Lift every line from the entries that includes the word "Container".

* * * * * * * * *

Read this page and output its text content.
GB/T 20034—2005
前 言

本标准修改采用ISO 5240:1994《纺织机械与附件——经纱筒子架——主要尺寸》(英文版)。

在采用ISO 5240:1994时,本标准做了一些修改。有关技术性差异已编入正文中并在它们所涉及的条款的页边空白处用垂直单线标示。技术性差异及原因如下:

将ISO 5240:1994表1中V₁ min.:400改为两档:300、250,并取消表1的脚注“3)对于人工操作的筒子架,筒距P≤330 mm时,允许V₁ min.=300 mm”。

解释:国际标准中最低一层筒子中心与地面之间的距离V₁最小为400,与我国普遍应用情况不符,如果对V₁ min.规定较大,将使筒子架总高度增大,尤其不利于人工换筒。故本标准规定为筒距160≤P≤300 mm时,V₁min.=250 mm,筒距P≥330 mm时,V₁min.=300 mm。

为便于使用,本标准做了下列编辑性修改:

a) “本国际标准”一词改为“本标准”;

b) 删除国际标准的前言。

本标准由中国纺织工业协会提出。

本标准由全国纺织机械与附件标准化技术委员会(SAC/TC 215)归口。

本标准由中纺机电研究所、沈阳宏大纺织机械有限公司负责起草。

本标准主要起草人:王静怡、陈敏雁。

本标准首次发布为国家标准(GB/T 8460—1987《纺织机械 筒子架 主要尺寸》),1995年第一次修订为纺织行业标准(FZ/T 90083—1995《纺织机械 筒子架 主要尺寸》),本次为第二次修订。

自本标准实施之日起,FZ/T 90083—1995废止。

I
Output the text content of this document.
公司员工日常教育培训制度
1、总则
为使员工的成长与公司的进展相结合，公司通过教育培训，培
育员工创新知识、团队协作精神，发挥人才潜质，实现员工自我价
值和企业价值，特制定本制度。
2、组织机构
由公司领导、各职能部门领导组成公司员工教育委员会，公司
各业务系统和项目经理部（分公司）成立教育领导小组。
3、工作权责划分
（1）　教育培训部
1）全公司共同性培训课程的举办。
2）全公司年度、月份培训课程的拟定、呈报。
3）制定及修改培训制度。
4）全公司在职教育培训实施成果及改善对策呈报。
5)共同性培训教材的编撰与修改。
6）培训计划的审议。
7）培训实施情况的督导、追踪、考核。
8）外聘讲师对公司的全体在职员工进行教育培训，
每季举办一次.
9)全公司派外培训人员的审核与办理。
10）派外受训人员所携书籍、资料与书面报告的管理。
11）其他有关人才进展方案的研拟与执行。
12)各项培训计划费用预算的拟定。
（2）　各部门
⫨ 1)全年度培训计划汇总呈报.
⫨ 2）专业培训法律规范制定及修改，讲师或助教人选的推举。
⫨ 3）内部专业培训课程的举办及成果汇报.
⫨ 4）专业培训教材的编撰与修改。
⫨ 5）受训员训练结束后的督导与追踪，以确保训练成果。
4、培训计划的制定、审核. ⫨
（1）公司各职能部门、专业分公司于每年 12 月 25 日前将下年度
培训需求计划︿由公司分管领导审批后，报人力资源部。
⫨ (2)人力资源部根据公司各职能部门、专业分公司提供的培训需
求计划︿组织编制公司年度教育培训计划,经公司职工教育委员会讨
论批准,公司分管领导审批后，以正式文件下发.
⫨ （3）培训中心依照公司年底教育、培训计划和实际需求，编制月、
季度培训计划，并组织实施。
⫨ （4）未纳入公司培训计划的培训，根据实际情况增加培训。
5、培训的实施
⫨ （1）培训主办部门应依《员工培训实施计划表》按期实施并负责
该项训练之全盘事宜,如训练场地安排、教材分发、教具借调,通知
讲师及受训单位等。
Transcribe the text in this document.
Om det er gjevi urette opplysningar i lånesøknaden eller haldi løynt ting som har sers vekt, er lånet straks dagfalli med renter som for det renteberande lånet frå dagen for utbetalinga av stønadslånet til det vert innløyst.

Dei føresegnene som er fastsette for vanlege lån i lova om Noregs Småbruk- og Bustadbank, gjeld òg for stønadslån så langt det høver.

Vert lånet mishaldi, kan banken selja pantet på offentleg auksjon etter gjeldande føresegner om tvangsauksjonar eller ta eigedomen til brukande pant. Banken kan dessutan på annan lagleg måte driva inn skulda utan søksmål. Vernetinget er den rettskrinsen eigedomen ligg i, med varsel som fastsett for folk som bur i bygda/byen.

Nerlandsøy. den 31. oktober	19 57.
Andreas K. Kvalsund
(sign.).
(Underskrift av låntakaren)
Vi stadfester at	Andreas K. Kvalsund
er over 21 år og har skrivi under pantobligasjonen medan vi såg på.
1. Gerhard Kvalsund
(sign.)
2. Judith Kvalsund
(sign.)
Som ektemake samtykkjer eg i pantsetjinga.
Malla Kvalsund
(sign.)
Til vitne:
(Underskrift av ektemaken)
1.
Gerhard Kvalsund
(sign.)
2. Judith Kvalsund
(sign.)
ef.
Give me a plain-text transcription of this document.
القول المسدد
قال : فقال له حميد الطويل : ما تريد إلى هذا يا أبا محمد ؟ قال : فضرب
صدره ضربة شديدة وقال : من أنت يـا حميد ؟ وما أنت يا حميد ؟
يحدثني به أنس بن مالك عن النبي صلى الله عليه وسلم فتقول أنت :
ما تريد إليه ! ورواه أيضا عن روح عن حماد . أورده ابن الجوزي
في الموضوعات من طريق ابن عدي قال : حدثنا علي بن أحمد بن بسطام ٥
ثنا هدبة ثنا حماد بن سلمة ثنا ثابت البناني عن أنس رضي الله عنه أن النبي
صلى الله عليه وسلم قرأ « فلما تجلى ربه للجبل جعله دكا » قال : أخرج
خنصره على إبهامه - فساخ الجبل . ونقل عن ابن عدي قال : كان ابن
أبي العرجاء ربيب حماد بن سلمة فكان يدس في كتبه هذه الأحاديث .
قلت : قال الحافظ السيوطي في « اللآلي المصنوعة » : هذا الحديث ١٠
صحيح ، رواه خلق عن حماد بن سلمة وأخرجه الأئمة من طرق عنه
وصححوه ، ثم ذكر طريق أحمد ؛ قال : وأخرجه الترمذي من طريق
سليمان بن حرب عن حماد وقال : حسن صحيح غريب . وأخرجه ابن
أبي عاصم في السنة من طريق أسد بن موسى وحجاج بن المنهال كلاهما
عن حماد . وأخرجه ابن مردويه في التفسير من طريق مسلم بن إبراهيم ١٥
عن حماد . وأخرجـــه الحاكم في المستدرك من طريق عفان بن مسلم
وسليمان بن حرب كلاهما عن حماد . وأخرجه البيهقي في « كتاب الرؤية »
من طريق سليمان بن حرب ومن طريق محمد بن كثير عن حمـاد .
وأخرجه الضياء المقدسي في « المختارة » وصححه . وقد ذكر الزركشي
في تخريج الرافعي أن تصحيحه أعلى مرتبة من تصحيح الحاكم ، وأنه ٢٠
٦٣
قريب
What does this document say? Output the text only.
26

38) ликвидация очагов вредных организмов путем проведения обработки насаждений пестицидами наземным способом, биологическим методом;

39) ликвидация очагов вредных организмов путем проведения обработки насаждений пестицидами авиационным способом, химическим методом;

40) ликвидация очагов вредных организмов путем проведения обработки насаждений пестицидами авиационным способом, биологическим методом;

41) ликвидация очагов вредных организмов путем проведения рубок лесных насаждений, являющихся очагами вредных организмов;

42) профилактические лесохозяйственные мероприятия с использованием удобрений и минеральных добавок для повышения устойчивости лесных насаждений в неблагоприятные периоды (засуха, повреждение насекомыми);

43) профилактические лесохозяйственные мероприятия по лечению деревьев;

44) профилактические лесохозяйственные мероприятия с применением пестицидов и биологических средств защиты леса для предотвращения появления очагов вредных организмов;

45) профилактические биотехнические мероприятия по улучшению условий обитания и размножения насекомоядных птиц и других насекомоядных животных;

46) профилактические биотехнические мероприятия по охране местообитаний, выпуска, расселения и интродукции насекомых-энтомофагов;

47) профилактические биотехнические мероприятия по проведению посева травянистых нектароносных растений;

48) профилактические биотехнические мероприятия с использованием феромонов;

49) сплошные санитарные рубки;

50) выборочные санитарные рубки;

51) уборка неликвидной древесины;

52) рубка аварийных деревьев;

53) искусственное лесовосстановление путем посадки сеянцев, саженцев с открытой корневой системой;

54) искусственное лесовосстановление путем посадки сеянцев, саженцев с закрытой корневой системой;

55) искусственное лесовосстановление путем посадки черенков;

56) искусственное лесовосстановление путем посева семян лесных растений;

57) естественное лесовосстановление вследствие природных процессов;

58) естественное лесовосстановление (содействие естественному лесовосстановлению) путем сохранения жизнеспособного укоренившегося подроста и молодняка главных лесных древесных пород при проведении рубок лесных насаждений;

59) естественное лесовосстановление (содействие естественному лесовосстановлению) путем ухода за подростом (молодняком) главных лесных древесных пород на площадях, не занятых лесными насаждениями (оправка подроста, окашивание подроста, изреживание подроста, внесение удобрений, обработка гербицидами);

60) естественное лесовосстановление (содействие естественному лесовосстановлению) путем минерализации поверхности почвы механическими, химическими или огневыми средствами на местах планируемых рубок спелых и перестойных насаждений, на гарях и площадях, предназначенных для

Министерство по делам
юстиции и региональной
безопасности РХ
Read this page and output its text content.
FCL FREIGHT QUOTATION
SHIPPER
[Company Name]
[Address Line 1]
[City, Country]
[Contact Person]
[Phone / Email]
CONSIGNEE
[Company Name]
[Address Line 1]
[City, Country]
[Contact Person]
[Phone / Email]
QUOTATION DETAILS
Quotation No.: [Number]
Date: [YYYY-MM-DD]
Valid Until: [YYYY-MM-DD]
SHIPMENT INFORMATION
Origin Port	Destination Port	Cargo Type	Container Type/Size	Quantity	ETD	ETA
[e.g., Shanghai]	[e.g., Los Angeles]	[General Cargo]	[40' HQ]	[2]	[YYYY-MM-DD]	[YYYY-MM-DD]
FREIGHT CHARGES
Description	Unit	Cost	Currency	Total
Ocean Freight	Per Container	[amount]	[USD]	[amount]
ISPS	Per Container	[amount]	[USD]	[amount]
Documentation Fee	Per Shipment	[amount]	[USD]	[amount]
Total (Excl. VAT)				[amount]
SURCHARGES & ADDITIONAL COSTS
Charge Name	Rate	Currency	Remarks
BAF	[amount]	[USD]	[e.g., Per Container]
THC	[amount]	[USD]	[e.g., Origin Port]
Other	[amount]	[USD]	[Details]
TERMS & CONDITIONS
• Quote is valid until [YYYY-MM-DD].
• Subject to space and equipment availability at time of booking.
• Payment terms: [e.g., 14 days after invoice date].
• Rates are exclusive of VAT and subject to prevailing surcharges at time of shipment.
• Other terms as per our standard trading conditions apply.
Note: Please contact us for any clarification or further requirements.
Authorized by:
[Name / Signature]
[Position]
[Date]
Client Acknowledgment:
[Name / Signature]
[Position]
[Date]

* * * * * * * * *

*Output for this task:*
Origin Port	Destination Port	Cargo Type	Container Type/Size	Quantity	ETD	ETA
Ocean Freight	Per Container	[amount]	[USD]	[amount]
ISPS	Per Container	[amount]	[USD]	[amount]
BAF	[amount]	[USD]	[e.g., Per Container]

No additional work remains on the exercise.